O ex-deputado estadual de Mato Grosso do Sul Roberto Razuk Filho, conhecido como Neno Razuk (PL) foi preso na Bolívia no domingo (02), quase um mês após passar a ser procurado para cumprir uma pena superior a 15 anos de prisão. A condenação envolve os crimes de organização criminosa, roubo e exploração de jogos do bicho.

Horas depois da prisão, as autoridades transferiram Razuk para o Brasil. A Polícia Federal o levou para uma unidade da corporação em Corumbá, em Mato Grosso do Sul.

A Justiça condenou o ex-parlamentar em 2025, mas ele não foi preso naquele momento porque ainda exercia o mandato na Assembleia Legislativa de Mato Grosso do Sul. Ele passou a ser procurado em 8 de julho deste ano.

Razuk perdeu o mandato em maio, após o Tribunal Regional Eleitoral de Mato Grosso do Sul retotalizar os votos da eleição de 2022 para deputado estadual. O novo cálculo alterou a composição da Assembleia Legislativa.

A Polícia Federal pediu à Justiça de Mato Grosso do Sul a inclusão do nome de Razuk na difusão vermelha da Interpol. O mecanismo busca localizar e prender pessoas procuradas para responder a processos ou executar penas.

O Grupo de Atuação Especial de Repressão ao Crime Organizado conduziu a investigação que levou à condenação. O Ministério Público afirmou que Razuk e familiares atuaram para controlar a exploração de jogos de azar no estado.

--*--

■ **Objetivo do exercício**
Segundo o trecho, para onde a Polícia Federal levou Razuk depois da transferência para o Brasil? A listagem não tem relação com o trecho.

■ **Conteúdo da listagem**

--*--

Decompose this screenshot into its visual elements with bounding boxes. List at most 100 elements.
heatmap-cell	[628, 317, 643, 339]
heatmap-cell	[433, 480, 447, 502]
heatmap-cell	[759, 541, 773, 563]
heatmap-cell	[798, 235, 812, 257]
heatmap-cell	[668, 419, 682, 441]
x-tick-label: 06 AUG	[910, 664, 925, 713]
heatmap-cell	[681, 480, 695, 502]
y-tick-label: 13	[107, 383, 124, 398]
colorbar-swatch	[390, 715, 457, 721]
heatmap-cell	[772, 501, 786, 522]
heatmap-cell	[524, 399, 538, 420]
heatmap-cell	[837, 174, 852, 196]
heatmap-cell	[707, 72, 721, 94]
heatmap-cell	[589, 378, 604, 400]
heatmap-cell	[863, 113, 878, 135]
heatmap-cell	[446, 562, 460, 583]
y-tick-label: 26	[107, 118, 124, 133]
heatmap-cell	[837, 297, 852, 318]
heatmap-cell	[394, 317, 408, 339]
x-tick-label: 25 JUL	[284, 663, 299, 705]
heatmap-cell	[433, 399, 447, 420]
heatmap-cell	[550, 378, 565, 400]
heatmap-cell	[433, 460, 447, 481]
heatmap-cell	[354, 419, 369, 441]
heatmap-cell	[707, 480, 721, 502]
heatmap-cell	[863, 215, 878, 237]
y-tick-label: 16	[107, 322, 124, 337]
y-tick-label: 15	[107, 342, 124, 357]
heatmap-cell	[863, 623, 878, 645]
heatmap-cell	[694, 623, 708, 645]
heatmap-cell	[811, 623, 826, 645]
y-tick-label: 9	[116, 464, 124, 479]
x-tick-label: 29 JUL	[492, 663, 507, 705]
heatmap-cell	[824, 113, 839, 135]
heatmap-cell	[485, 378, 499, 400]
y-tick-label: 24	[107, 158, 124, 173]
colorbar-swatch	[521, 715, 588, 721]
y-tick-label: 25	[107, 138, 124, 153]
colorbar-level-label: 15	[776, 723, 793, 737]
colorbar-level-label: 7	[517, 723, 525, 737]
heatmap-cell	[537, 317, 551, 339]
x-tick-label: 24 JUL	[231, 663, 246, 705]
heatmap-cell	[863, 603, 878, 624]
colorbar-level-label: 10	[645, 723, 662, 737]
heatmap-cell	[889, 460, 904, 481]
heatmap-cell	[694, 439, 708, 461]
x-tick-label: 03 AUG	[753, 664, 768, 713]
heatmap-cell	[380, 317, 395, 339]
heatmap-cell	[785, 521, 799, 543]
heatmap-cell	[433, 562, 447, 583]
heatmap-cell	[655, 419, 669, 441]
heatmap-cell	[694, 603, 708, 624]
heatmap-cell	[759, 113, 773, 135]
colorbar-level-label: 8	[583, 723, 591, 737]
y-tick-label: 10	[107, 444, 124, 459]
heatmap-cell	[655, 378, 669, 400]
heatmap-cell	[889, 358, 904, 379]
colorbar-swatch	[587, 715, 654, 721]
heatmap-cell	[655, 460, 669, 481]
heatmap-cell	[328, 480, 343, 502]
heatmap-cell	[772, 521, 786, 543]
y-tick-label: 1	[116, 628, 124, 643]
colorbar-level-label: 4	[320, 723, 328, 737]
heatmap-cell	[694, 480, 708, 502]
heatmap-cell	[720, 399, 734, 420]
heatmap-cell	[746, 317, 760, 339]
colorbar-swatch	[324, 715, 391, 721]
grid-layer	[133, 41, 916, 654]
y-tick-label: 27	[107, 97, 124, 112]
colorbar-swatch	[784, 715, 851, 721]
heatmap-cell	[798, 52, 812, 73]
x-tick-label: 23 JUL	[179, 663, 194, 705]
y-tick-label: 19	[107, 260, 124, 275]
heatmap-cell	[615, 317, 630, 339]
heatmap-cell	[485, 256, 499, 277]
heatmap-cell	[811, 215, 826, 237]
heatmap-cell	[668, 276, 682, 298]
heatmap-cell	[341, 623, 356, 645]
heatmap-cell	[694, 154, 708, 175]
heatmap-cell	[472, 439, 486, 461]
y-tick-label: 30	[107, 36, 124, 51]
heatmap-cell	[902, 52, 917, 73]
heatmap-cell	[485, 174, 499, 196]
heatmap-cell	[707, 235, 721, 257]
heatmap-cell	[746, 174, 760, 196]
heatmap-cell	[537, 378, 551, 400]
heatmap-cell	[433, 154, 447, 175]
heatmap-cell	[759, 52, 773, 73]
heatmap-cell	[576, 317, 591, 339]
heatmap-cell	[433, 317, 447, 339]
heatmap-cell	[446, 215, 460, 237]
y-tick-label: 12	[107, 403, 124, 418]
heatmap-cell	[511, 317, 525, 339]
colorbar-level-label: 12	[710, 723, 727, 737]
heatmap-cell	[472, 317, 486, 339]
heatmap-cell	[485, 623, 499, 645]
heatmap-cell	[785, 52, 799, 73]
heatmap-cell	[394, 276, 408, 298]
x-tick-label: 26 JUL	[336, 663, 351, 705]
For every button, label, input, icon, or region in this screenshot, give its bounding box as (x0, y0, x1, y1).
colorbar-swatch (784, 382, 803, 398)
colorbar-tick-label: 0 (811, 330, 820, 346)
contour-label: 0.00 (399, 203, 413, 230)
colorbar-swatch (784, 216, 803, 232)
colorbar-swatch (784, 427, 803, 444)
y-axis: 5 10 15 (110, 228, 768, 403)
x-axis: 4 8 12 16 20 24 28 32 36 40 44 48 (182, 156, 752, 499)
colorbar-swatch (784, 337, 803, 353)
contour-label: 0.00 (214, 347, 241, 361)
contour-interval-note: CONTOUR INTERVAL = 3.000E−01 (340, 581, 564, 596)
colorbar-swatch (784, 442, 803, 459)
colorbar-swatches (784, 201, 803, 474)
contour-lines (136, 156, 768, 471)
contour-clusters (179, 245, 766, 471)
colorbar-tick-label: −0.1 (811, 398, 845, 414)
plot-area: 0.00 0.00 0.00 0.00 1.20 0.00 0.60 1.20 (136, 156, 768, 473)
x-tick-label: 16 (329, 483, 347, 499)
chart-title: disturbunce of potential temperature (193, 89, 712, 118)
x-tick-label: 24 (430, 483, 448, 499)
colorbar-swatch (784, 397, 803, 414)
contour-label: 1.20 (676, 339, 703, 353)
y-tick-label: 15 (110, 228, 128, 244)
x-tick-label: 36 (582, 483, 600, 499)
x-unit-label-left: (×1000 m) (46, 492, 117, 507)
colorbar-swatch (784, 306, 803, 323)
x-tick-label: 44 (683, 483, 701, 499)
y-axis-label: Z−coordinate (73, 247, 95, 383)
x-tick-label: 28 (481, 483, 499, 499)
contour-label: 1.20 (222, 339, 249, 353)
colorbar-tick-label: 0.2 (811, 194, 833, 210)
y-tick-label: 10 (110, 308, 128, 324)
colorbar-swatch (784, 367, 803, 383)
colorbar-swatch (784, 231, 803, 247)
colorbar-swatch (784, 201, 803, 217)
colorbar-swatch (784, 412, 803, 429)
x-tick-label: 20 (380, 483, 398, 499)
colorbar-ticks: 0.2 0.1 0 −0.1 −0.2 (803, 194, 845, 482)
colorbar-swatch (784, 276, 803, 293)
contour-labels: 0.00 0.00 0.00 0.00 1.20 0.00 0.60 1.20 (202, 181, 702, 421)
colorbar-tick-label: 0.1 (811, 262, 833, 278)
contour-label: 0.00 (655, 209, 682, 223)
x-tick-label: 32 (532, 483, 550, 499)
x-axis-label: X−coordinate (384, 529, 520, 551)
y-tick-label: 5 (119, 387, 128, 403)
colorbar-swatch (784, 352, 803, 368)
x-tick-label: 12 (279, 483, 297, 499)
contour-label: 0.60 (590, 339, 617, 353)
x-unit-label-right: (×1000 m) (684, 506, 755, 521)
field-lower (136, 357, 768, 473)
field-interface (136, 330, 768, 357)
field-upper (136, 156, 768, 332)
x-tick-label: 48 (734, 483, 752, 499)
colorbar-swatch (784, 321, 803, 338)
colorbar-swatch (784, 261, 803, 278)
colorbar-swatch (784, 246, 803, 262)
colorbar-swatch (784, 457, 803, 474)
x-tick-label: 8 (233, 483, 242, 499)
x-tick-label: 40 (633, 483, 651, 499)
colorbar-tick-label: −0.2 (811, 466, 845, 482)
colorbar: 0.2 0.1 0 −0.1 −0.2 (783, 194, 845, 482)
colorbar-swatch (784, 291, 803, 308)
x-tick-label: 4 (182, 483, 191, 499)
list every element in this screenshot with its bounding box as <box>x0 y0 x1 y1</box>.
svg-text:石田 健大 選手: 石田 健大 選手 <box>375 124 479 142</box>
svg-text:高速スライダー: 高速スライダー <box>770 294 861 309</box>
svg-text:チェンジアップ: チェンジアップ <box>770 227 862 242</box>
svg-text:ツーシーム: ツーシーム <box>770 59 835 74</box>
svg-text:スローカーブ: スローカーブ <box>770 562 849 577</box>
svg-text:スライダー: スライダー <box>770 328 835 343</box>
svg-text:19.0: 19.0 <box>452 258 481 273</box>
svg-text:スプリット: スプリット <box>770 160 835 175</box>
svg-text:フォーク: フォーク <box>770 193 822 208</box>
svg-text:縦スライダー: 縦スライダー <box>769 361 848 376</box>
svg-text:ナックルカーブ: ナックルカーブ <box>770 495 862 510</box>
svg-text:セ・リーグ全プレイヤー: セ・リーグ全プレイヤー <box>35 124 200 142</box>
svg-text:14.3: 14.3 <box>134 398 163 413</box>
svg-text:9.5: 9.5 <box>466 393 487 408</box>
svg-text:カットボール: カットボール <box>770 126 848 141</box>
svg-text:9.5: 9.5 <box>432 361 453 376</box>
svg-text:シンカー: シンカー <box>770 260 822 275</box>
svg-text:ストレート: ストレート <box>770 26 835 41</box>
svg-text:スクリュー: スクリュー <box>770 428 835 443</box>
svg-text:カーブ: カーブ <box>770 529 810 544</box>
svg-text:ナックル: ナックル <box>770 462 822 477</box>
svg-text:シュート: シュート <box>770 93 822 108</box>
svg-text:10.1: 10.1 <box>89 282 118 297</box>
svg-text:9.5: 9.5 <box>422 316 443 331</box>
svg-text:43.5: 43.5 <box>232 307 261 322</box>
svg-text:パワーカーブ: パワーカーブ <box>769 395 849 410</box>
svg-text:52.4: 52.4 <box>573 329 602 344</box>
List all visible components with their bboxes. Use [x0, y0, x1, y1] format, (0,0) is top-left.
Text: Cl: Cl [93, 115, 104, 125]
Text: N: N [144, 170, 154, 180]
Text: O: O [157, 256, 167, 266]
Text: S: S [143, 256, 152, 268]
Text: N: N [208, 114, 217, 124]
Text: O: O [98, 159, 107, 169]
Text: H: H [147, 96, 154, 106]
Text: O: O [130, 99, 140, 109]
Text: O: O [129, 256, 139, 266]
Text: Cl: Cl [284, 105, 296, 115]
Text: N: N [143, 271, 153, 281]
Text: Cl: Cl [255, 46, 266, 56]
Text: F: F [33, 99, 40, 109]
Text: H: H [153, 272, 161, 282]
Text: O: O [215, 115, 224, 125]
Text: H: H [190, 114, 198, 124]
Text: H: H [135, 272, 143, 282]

--*--

■ **Resposta**
Para uma unidade da Polícia Federal em Corumbá, em Mato Grosso do Sul.